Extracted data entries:
——————————
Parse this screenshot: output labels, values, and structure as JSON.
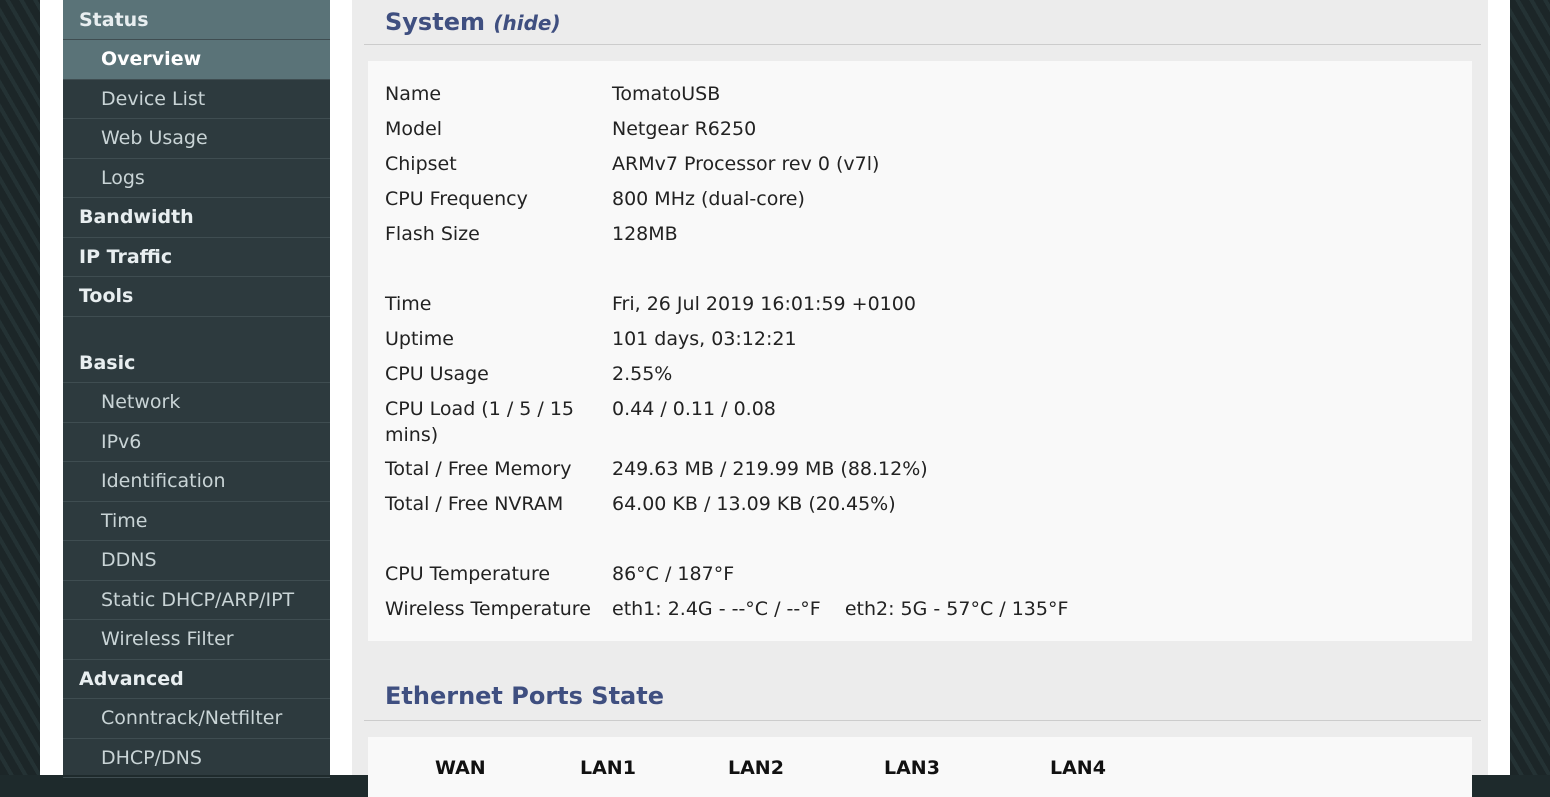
{
  "sidebar": {
    "items": [
      {
        "label": "Status",
        "type": "h"
      },
      {
        "label": "Overview",
        "type": "act"
      },
      {
        "label": "Device List"
      },
      {
        "label": "Web Usage"
      },
      {
        "label": "Logs"
      },
      {
        "label": "Bandwidth",
        "type": "h"
      },
      {
        "label": "IP Traffic",
        "type": "h"
      },
      {
        "label": "Tools",
        "type": "h"
      },
      {
        "label": "Basic",
        "type": "h"
      },
      {
        "label": "Network"
      },
      {
        "label": "IPv6"
      },
      {
        "label": "Identification"
      },
      {
        "label": "Time"
      },
      {
        "label": "DDNS"
      },
      {
        "label": "Static DHCP/ARP/IPT"
      },
      {
        "label": "Wireless Filter"
      },
      {
        "label": "Advanced",
        "type": "h"
      },
      {
        "label": "Conntrack/Netfilter"
      },
      {
        "label": "DHCP/DNS"
      }
    ]
  },
  "system": {
    "title": "System",
    "hide": "(hide)",
    "rows": [
      [
        "Name",
        "TomatoUSB"
      ],
      [
        "Model",
        "Netgear R6250"
      ],
      [
        "Chipset",
        "ARMv7 Processor rev 0 (v7l)"
      ],
      [
        "CPU Frequency",
        "800 MHz (dual-core)"
      ],
      [
        "Flash Size",
        "128MB"
      ],
      null,
      [
        "Time",
        "Fri, 26 Jul 2019 16:01:59 +0100"
      ],
      [
        "Uptime",
        "101 days, 03:12:21"
      ],
      [
        "CPU Usage",
        "2.55%"
      ],
      [
        "CPU Load (1 / 5 / 15 mins)",
        "0.44 / 0.11 / 0.08"
      ],
      [
        "Total / Free Memory",
        "249.63 MB / 219.99 MB (88.12%)"
      ],
      [
        "Total / Free NVRAM",
        "64.00 KB / 13.09 KB (20.45%)"
      ],
      null,
      [
        "CPU Temperature",
        "86°C / 187°F"
      ],
      [
        "Wireless Temperature",
        "eth1: 2.4G - --°C / --°F    eth2: 5G - 57°C / 135°F"
      ]
    ]
  },
  "ethernet": {
    "title": "Ethernet Ports State",
    "ports": [
      "WAN",
      "LAN1",
      "LAN2",
      "LAN3",
      "LAN4"
    ]
  }
}
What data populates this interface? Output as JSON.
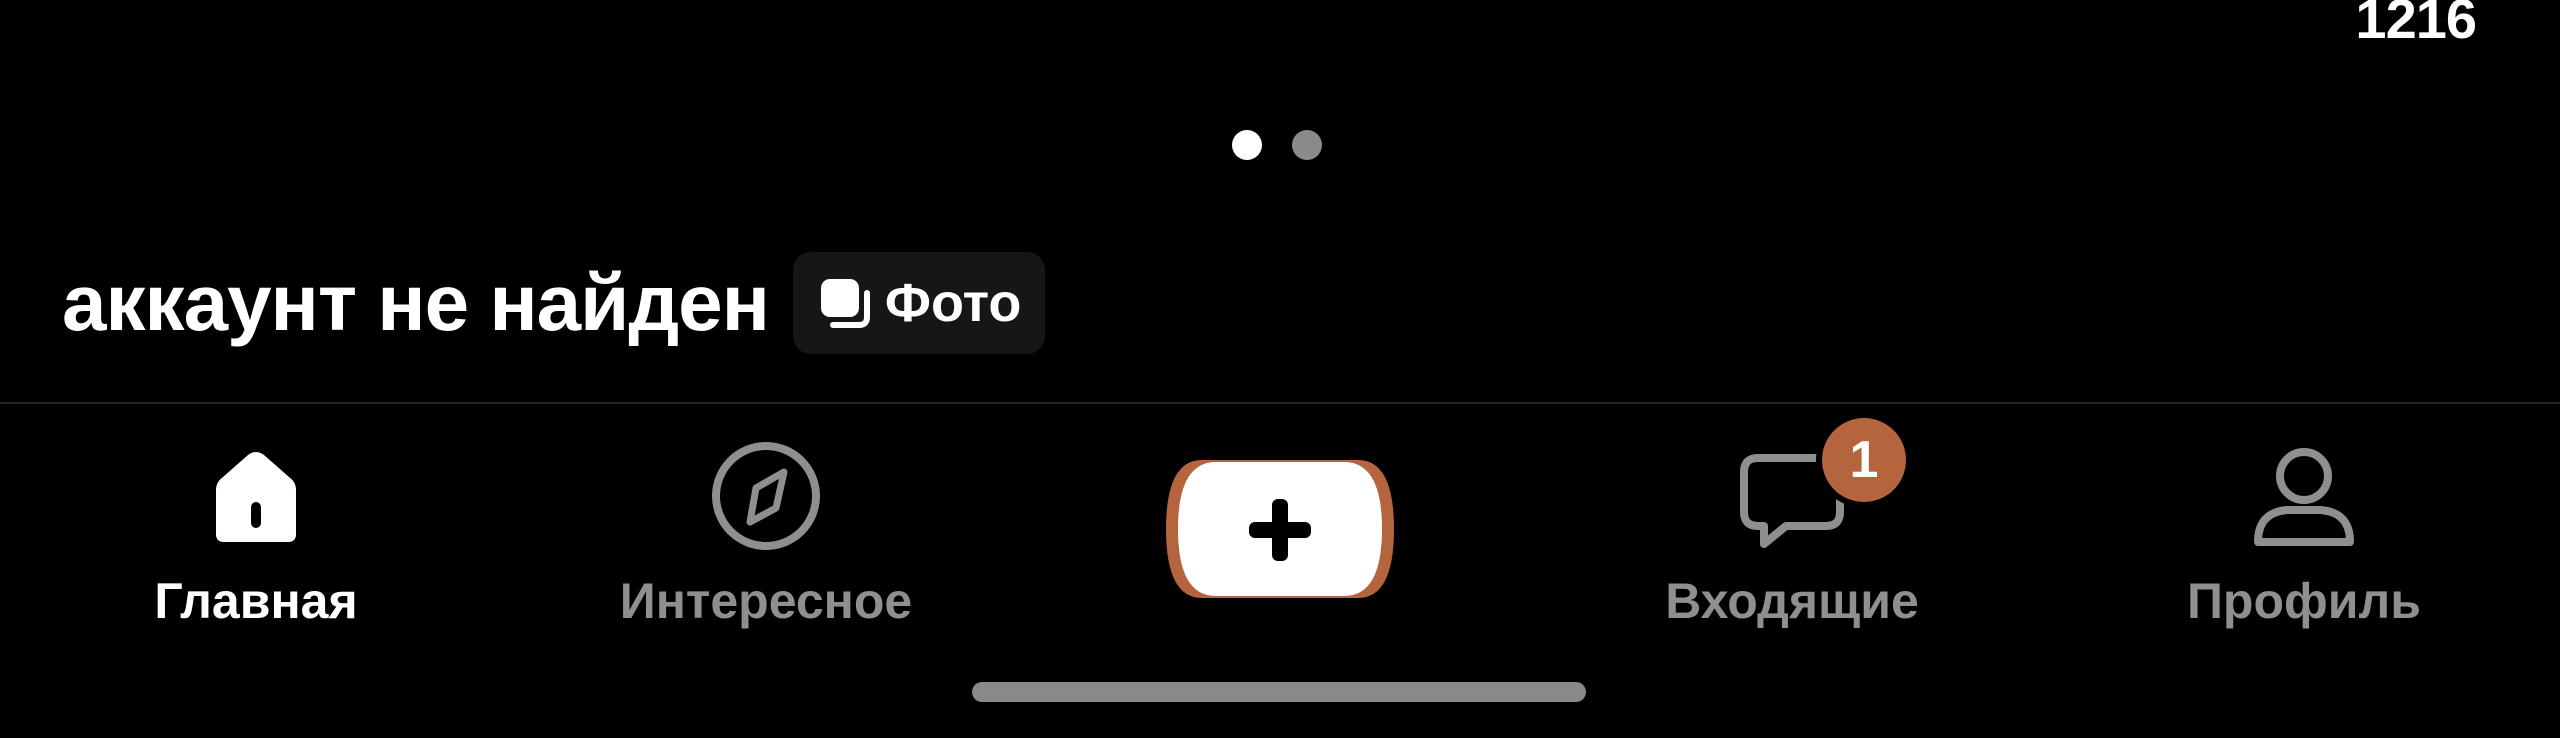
{
  "header": {
    "count": "1216"
  },
  "pager": {
    "total": 2,
    "active_index": 0
  },
  "caption": {
    "title": "аккаунт не найден",
    "media_badge": {
      "label": "Фото",
      "icon": "photos-stack-icon"
    }
  },
  "bottom_nav": {
    "items": [
      {
        "label": "Главная",
        "icon": "home-icon",
        "active": true
      },
      {
        "label": "Интересное",
        "icon": "compass-icon",
        "active": false
      },
      {
        "label": "",
        "icon": "plus-icon",
        "active": false
      },
      {
        "label": "Входящие",
        "icon": "chat-bubble-icon",
        "active": false,
        "badge": "1"
      },
      {
        "label": "Профиль",
        "icon": "person-icon",
        "active": false
      }
    ]
  },
  "colors": {
    "background": "#000000",
    "active_text": "#ffffff",
    "inactive_text": "#8f8f8f",
    "accent": "#b5653e",
    "badge_bg": "#161616"
  }
}
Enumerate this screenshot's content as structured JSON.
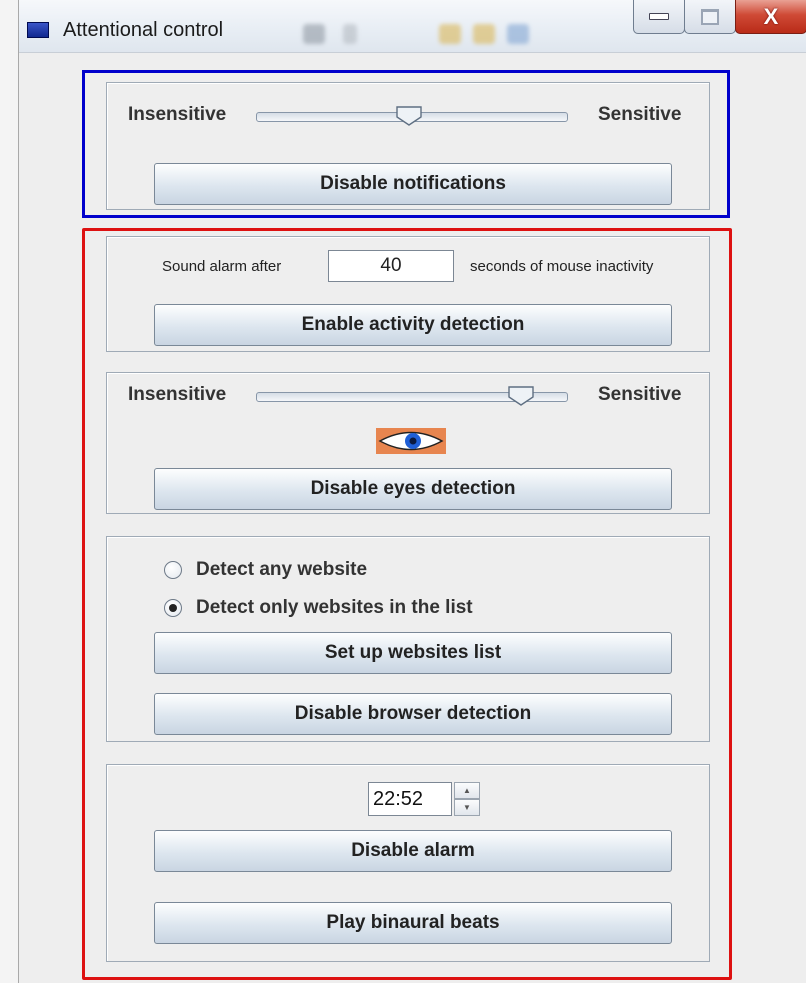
{
  "window": {
    "title": "Attentional control",
    "controls": {
      "close_label": "X"
    }
  },
  "notifications": {
    "slider_min_label": "Insensitive",
    "slider_max_label": "Sensitive",
    "slider_value_fraction": 0.5,
    "button_label": "Disable notifications"
  },
  "activity": {
    "prefix_label": "Sound alarm after",
    "seconds_value": "40",
    "suffix_label": "seconds of mouse inactivity",
    "button_label": "Enable activity detection"
  },
  "eyes": {
    "slider_min_label": "Insensitive",
    "slider_max_label": "Sensitive",
    "slider_value_fraction": 0.85,
    "icon": "eye-icon",
    "button_label": "Disable eyes detection"
  },
  "browser": {
    "radio_any_label": "Detect any website",
    "radio_list_label": "Detect only websites in the list",
    "selected": "list",
    "setup_button_label": "Set up websites list",
    "disable_button_label": "Disable browser detection"
  },
  "alarm": {
    "time_value": "22:52",
    "disable_button_label": "Disable alarm",
    "beats_button_label": "Play binaural beats"
  },
  "colors": {
    "notification_frame": "#0000cc",
    "detection_frame": "#dd1111",
    "close_button": "#cf4a36"
  }
}
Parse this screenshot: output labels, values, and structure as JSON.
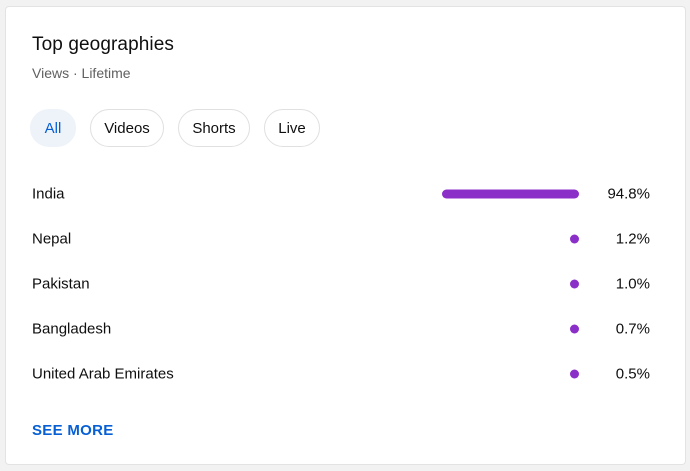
——————————
Do not include images; quote all of the entries above exactly.

Parse this screenshot: output labels, values, and structure as JSON.
{
  "sidebar": {
    "items": [
      {
        "label": "Status",
        "type": "h"
      },
      {
        "label": "Overview",
        "type": "act"
      },
      {
        "label": "Device List"
      },
      {
        "label": "Web Usage"
      },
      {
        "label": "Logs"
      },
      {
        "label": "Bandwidth",
        "type": "h"
      },
      {
        "label": "IP Traffic",
        "type": "h"
      },
      {
        "label": "Tools",
        "type": "h"
      },
      {
        "label": "Basic",
        "type": "h"
      },
      {
        "label": "Network"
      },
      {
        "label": "IPv6"
      },
      {
        "label": "Identification"
      },
      {
        "label": "Time"
      },
      {
        "label": "DDNS"
      },
      {
        "label": "Static DHCP/ARP/IPT"
      },
      {
        "label": "Wireless Filter"
      },
      {
        "label": "Advanced",
        "type": "h"
      },
      {
        "label": "Conntrack/Netfilter"
      },
      {
        "label": "DHCP/DNS"
      }
    ]
  },
  "system": {
    "title": "System",
    "hide": "(hide)",
    "rows": [
      [
        "Name",
        "TomatoUSB"
      ],
      [
        "Model",
        "Netgear R6250"
      ],
      [
        "Chipset",
        "ARMv7 Processor rev 0 (v7l)"
      ],
      [
        "CPU Frequency",
        "800 MHz (dual-core)"
      ],
      [
        "Flash Size",
        "128MB"
      ],
      null,
      [
        "Time",
        "Fri, 26 Jul 2019 16:01:59 +0100"
      ],
      [
        "Uptime",
        "101 days, 03:12:21"
      ],
      [
        "CPU Usage",
        "2.55%"
      ],
      [
        "CPU Load (1 / 5 / 15 mins)",
        "0.44 / 0.11 / 0.08"
      ],
      [
        "Total / Free Memory",
        "249.63 MB / 219.99 MB (88.12%)"
      ],
      [
        "Total / Free NVRAM",
        "64.00 KB / 13.09 KB (20.45%)"
      ],
      null,
      [
        "CPU Temperature",
        "86°C / 187°F"
      ],
      [
        "Wireless Temperature",
        "eth1: 2.4G - --°C / --°F    eth2: 5G - 57°C / 135°F"
      ]
    ]
  },
  "ethernet": {
    "title": "Ethernet Ports State",
    "ports": [
      "WAN",
      "LAN1",
      "LAN2",
      "LAN3",
      "LAN4"
    ]
  }
}
What data populates this interface? Output as JSON.
{
  "header": {
    "count": "1216"
  },
  "pager": {
    "total": 2,
    "active_index": 0
  },
  "caption": {
    "title": "аккаунт не найден",
    "media_badge": {
      "label": "Фото",
      "icon": "photos-stack-icon"
    }
  },
  "bottom_nav": {
    "items": [
      {
        "label": "Главная",
        "icon": "home-icon",
        "active": true
      },
      {
        "label": "Интересное",
        "icon": "compass-icon",
        "active": false
      },
      {
        "label": "",
        "icon": "plus-icon",
        "active": false
      },
      {
        "label": "Входящие",
        "icon": "chat-bubble-icon",
        "active": false,
        "badge": "1"
      },
      {
        "label": "Профиль",
        "icon": "person-icon",
        "active": false
      }
    ]
  },
  "colors": {
    "background": "#000000",
    "active_text": "#ffffff",
    "inactive_text": "#8f8f8f",
    "accent": "#b5653e",
    "badge_bg": "#161616"
  }
}
Enumerate this screenshot's content as structured JSON.
{
  "window": {
    "title": "Attentional control",
    "controls": {
      "close_label": "X"
    }
  },
  "notifications": {
    "slider_min_label": "Insensitive",
    "slider_max_label": "Sensitive",
    "slider_value_fraction": 0.5,
    "button_label": "Disable notifications"
  },
  "activity": {
    "prefix_label": "Sound alarm after",
    "seconds_value": "40",
    "suffix_label": "seconds of mouse inactivity",
    "button_label": "Enable activity detection"
  },
  "eyes": {
    "slider_min_label": "Insensitive",
    "slider_max_label": "Sensitive",
    "slider_value_fraction": 0.85,
    "icon": "eye-icon",
    "button_label": "Disable eyes detection"
  },
  "browser": {
    "radio_any_label": "Detect any website",
    "radio_list_label": "Detect only websites in the list",
    "selected": "list",
    "setup_button_label": "Set up websites list",
    "disable_button_label": "Disable browser detection"
  },
  "alarm": {
    "time_value": "22:52",
    "disable_button_label": "Disable alarm",
    "beats_button_label": "Play binaural beats"
  },
  "colors": {
    "notification_frame": "#0000cc",
    "detection_frame": "#dd1111",
    "close_button": "#cf4a36"
  }
}
Parse this screenshot: output labels, values, and structure as JSON.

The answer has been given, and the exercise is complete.